Trecho selecionado
Ofensiva fomenta apoio ao governo, alvo de protestos há dois meses, mas crise humanitária pode minar sua popularidade

Falta de interlocutores entre os combatentes emperra pacto de paz do governo, mediado por clérigo radical no vale do Swat, diz analista


CLARA FAGUNDES
DA REDAÇÃO

A escalada, há quatro dias, da ofensiva contra o Taleban fomentou uma inédita onda de apoio popular ao governo do Paquistão, dois meses após os protestos que quase derrubaram o presidente Asif Ali Zardari. Típica de tempos de guerra, a retórica de união nacional aproximou governo e oposição, num arrefecimento temporário da crise política.
"O sentimento popular se volta contra os radicais. Prevalece a impressão de que eles sabotaram a paz no Swat", disse à Folha o cientista político Rasul Rais, da Universidade de Administração de Lahore.
Mas uma crise humanitária pode respingar sobre o governo, em virtude dos até 500 mil desabrigados, que elevariam para mais de 1 milhão os deslocados pelo conflito desde agosto, segundo projeção da ONU.
O avanço do Taleban precipitou o fim do pacto, selado pelo governo em fevereiro, que permitia a adoção da sharia (lei islâmica), demanda do conservador cinturão tribal.
Combatentes tomaram o controle de Buner, a 100 km de Islamabad, expondo a vulnerabilidade da capital.
"Todas as forças políticas devem se unir para enfrentar os desafios nacionais", disse o ex-premiê Nawaz Sharif, principal rival de Zardari, quebrando o silêncio sobre a operação.
O pacto do Swat foi anulado na quinta-feira, com a escalada da ofensiva lançada há duas semanas contra o Taleban. O anúncio, pelo premiê Yousuf Gilani, enfatizou o caráter soberano da decisão, que atende os anseios dos EUA.
A ofensiva tem endosso da maioria dos políticos paquistaneses. O PLM-Q, antiga base do ex-ditador Pervez Musharraf [1999-2008], alfinetou o governo pela demora em reagir.

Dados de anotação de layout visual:
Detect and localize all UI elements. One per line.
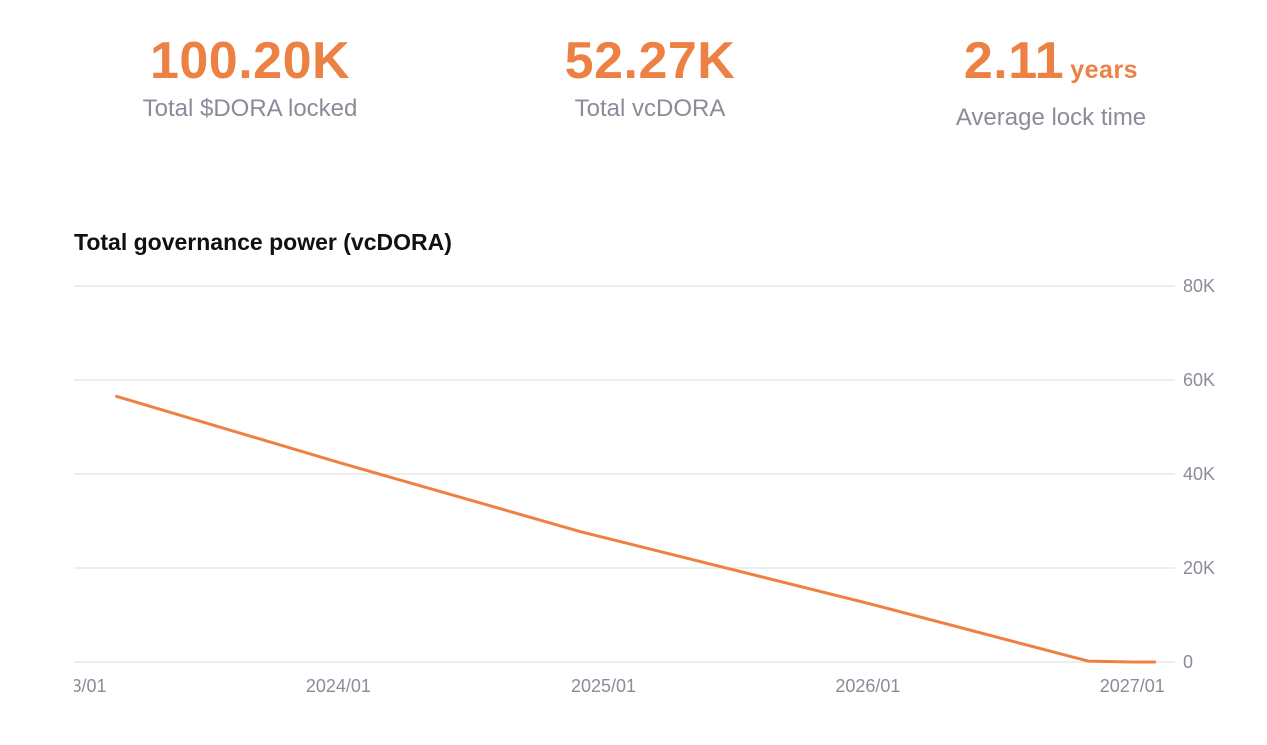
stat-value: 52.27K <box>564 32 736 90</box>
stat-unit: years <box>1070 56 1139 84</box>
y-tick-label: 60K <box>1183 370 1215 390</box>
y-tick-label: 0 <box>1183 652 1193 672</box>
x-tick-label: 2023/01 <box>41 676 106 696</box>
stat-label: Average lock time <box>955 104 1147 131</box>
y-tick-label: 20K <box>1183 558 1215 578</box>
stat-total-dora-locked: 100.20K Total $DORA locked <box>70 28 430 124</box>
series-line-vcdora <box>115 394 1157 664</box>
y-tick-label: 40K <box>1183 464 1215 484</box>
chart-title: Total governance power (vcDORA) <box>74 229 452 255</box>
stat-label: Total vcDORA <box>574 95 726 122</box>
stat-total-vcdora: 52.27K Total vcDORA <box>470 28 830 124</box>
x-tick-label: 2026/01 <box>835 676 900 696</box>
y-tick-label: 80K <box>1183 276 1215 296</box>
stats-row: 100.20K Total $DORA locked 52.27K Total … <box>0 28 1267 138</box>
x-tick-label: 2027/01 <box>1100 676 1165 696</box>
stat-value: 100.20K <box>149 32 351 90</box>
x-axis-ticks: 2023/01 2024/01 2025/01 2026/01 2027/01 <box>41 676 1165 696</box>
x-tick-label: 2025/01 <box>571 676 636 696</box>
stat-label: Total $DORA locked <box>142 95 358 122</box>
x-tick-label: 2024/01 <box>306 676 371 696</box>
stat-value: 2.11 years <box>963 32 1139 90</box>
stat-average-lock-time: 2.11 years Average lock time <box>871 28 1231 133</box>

Problema curto
Você pode prosseguir com a reportagem sobre a ofensiva contra o Taleban a partir da última frase apresentada? A listagem não tem nenhuma relação com a reportagem sobre a ofensiva contra o Taleban.

Resposta ao exercício
A "pausa operacional", que, segundo o Exército, visava permitir negociações locais, tornou-se um trunfo político para o governo, reforçando a tese de que Islamabad evitou confronto até o último momento.
Criticada pelos EUA, a inação inicial paquistanesa é apontada como contraponto à acusação de alinhamento incondicional com o país.
O islamista Jamat-e-Islami, único partido nacional a criticar o uso da força no Swat, acusa o governo de agir em prol de interesses do Pentágono. Mas até a legenda exortou o Taleban a deixar as armas.
A falência do acordo no Swat expôs a dificuldade de negociar com o Taleban, parte crucial da estratégia americana para a Guerra do Afeganistão, que enfatiza o elo entre a insurgência no país e no vizinho Paquistão.
O plano da Casa Branca prevê ainda uma escalada militar, já em curso, e o aumento da ajuda civil aos dois países-o Congresso aprovou US$ 1,3 bi em auxílio para o Paquistão.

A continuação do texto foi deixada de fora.